EXERCISE PROMPT:
Reproduce every record below exactly as written, but leave out any pictures.

MATERIAL:
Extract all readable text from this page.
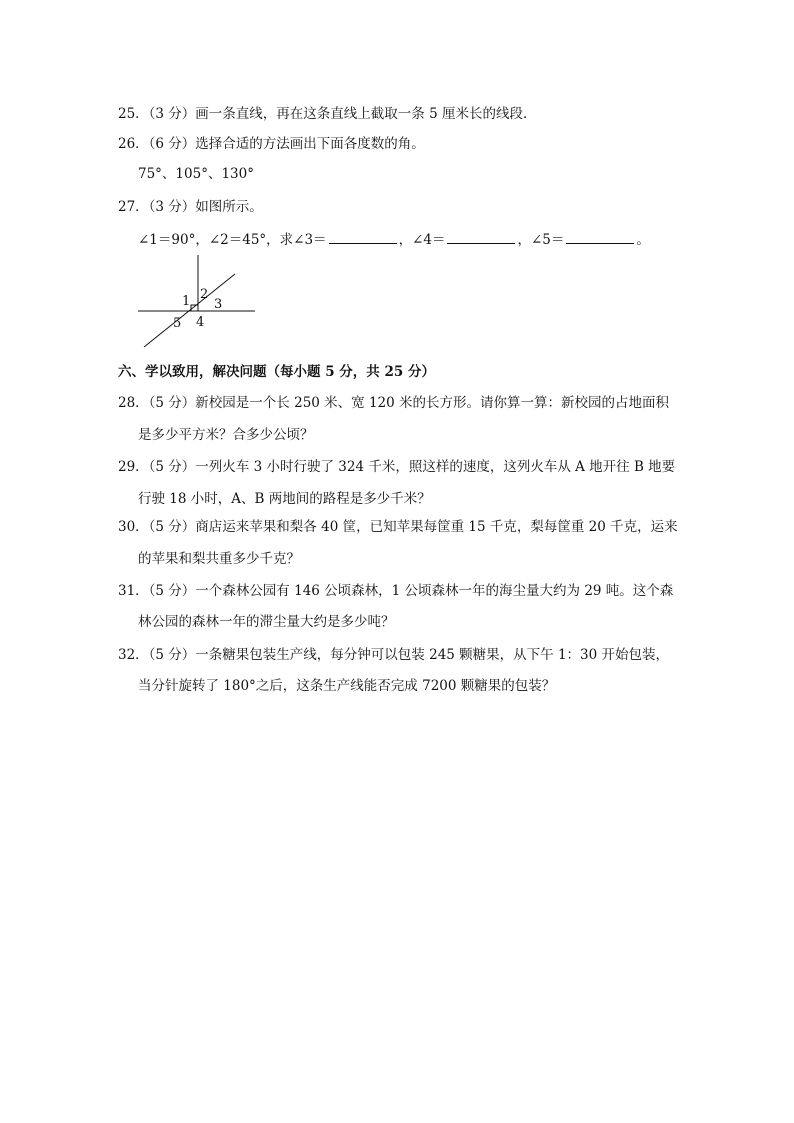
25．（3 分）画一条直线，再在这条直线上截取一条 5 厘米长的线段．
26．（6 分）选择合适的方法画出下面各度数的角。
75°、105°、130°
27．（3 分）如图所示。
∠1＝90°，∠2＝45°，求∠3＝	，∠4＝	，∠5＝	。
1 2
3
4
5
六、学以致用，解决问题（每小题 5 分，共 25 分）
28．（5 分）新校园是一个长 250 米、宽 120 米的长方形。请你算一算：新校园的占地面积
是多少平方米？合多少公顷？
29．（5 分）一列火车 3 小时行驶了 324 千米，照这样的速度，这列火车从 A 地开往 B 地要
行驶 18 小时，A、B 两地间的路程是多少千米？
30．（5 分）商店运来苹果和梨各 40 筐，已知苹果每筐重 15 千克，梨每筐重 20 千克，运来
的苹果和梨共重多少千克？
31．（5 分）一个森林公园有 146 公顷森林，1 公顷森林一年的海尘量大约为 29 吨。这个森
林公园的森林一年的滞尘量大约是多少吨？
32．（5 分）一条糖果包装生产线，每分钟可以包装 245 颗糖果，从下午 1：30 开始包装，
当分针旋转了 180°之后，这条生产线能否完成 7200 颗糖果的包装？
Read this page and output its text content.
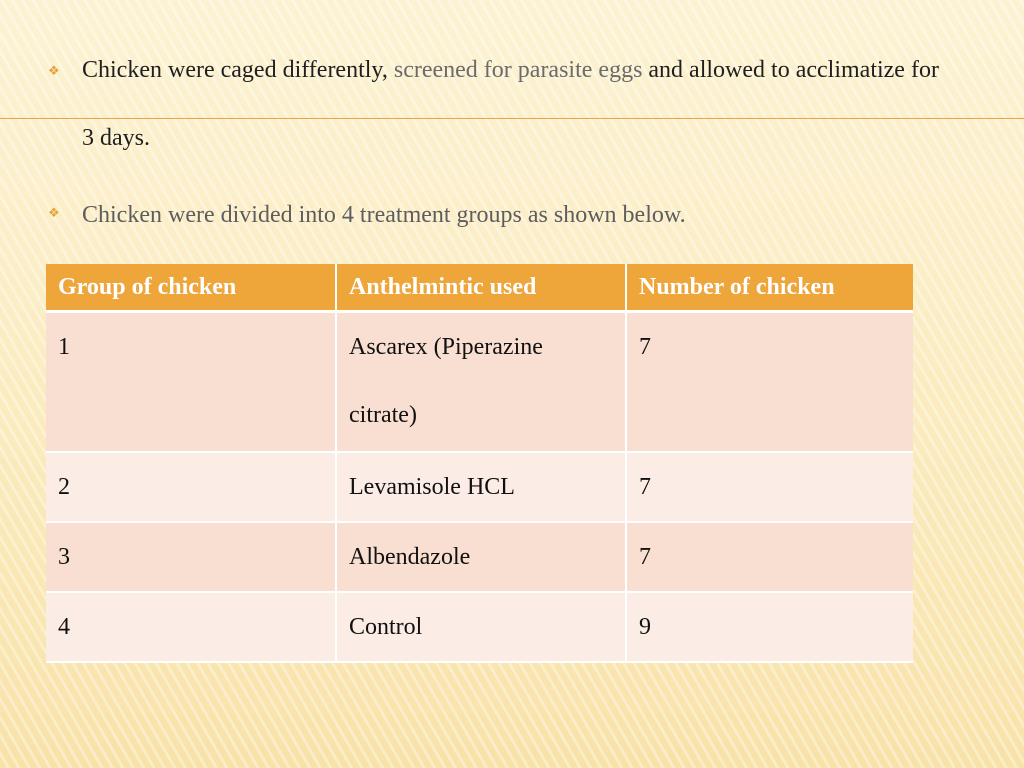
❖ Chicken were caged differently, screened for parasite eggs and allowed to acclimatize for 3 days.
❖ Chicken were divided into 4 treatment groups as shown below.
Group of chicken	Anthelmintic used	Number of chicken
1	Ascarex (Piperazine citrate)	7
2	Levamisole HCL	7
3	Albendazole	7
4	Control	9
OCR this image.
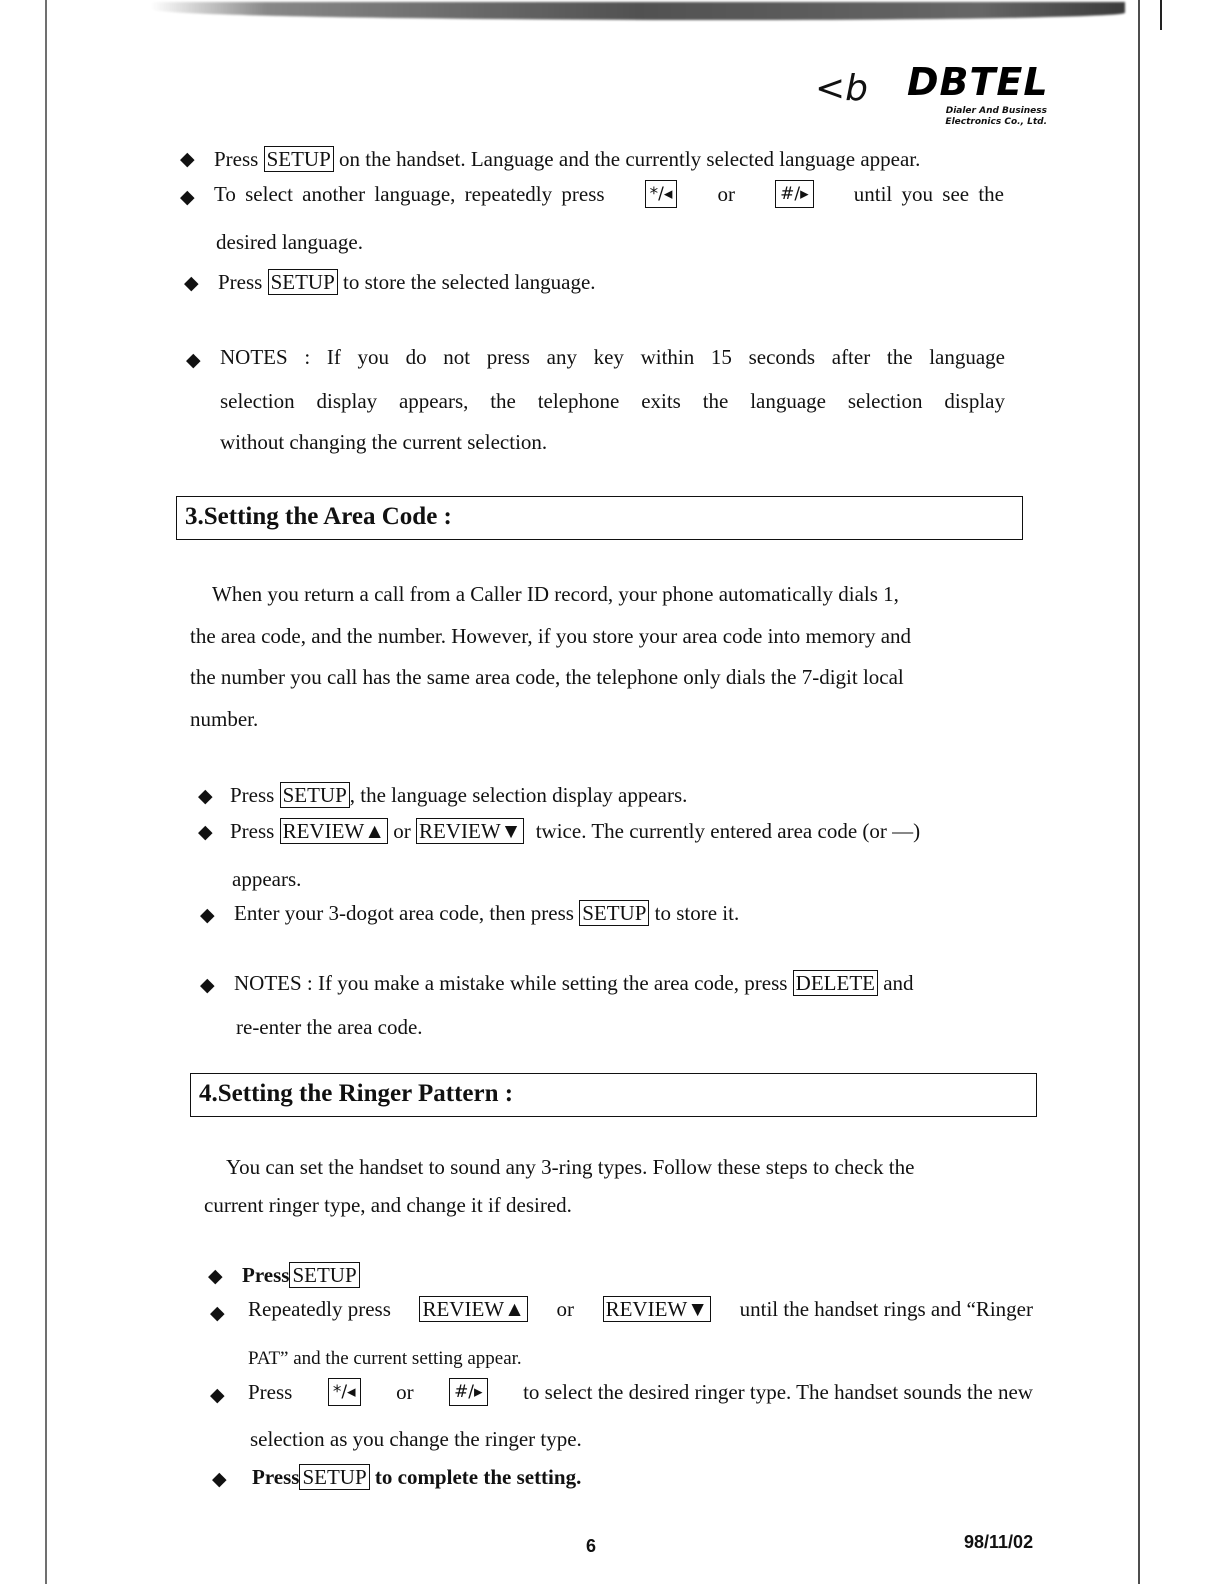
<b DBTEL
Dialer And Business
Electronics Co., Ltd.
◆ Press SETUP on the handset. Language and the currently selected language appear.
◆ To select another language, repeatedly press	*/◂ or	#/▸ until you see the
desired language.
◆ Press SETUP to store the selected language.
◆ NOTES : If you do not press any key within 15 seconds after the language
selection display appears, the telephone exits the language selection display
without changing the current selection.
3.Setting the Area Code :
When you return a call from a Caller ID record, your phone automatically dials 1,
the area code, and the number. However, if you store your area code into memory and
the number you call has the same area code, the telephone only dials the 7-digit local
number.
◆ Press SETUP , the language selection display appears.
◆ Press REVIEW▲ or REVIEW▼ twice. The currently entered area code (or —)
appears.
◆ Enter your 3-dogot area code, then press SETUP to store it.
◆ NOTES : If you make a mistake while setting the area code, press DELETE and
re-enter the area code.
4.Setting the Ringer Pattern :
You can set the handset to sound any 3-ring types. Follow these steps to check the
current ringer type, and change it if desired.
◆ Press SETUP
◆ Repeatedly press REVIEW▲ or REVIEW▼ until the handset rings and “Ringer
PAT” and the current setting appear.
◆ Press */◂ or #/▸ to select the desired ringer type. The handset sounds the new
selection as you change the ringer type.
◆ Press SETUP to complete the setting.
6	98/11/02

SOLVED EXERCISE:
Extract all readable text from this page.
25．（3 分）画一条直线，再在这条直线上截取一条 5 厘米长的线段．
26．（6 分）选择合适的方法画出下面各度数的角。
75°、105°、130°
27．（3 分）如图所示。
∠1＝90°，∠2＝45°，求∠3＝	，∠4＝	，∠5＝	。
1 2
3
4
5
六、学以致用，解决问题（每小题 5 分，共 25 分）
28．（5 分）新校园是一个长 250 米、宽 120 米的长方形。请你算一算：新校园的占地面积
是多少平方米？合多少公顷？
29．（5 分）一列火车 3 小时行驶了 324 千米，照这样的速度，这列火车从 A 地开往 B 地要
行驶 18 小时，A、B 两地间的路程是多少千米？
30．（5 分）商店运来苹果和梨各 40 筐，已知苹果每筐重 15 千克，梨每筐重 20 千克，运来
的苹果和梨共重多少千克？
31．（5 分）一个森林公园有 146 公顷森林，1 公顷森林一年的海尘量大约为 29 吨。这个森
林公园的森林一年的滞尘量大约是多少吨？
32．（5 分）一条糖果包装生产线，每分钟可以包装 245 颗糖果，从下午 1：30 开始包装，
当分针旋转了 180°之后，这条生产线能否完成 7200 颗糖果的包装？
Read this page and output its text content.
❖ Chicken were caged differently, screened for parasite eggs and allowed to acclimatize for 3 days.
❖ Chicken were divided into 4 treatment groups as shown below.
Group of chicken	Anthelmintic used	Number of chicken
1	Ascarex (Piperazine citrate)	7
2	Levamisole HCL	7
3	Albendazole	7
4	Control	9
OCR this image.
<b DBTEL
Dialer And Business
Electronics Co., Ltd.
◆ Press SETUP on the handset. Language and the currently selected language appear.
◆ To select another language, repeatedly press	*/◂ or	#/▸ until you see the
desired language.
◆ Press SETUP to store the selected language.
◆ NOTES : If you do not press any key within 15 seconds after the language
selection display appears, the telephone exits the language selection display
without changing the current selection.
3.Setting the Area Code :
When you return a call from a Caller ID record, your phone automatically dials 1,
the area code, and the number. However, if you store your area code into memory and
the number you call has the same area code, the telephone only dials the 7-digit local
number.
◆ Press SETUP , the language selection display appears.
◆ Press REVIEW▲ or REVIEW▼ twice. The currently entered area code (or —)
appears.
◆ Enter your 3-dogot area code, then press SETUP to store it.
◆ NOTES : If you make a mistake while setting the area code, press DELETE and
re-enter the area code.
4.Setting the Ringer Pattern :
You can set the handset to sound any 3-ring types. Follow these steps to check the
current ringer type, and change it if desired.
◆ Press SETUP
◆ Repeatedly press REVIEW▲ or REVIEW▼ until the handset rings and “Ringer
PAT” and the current setting appear.
◆ Press */◂ or #/▸ to select the desired ringer type. The handset sounds the new
selection as you change the ringer type.
◆ Press SETUP to complete the setting.
6	98/11/02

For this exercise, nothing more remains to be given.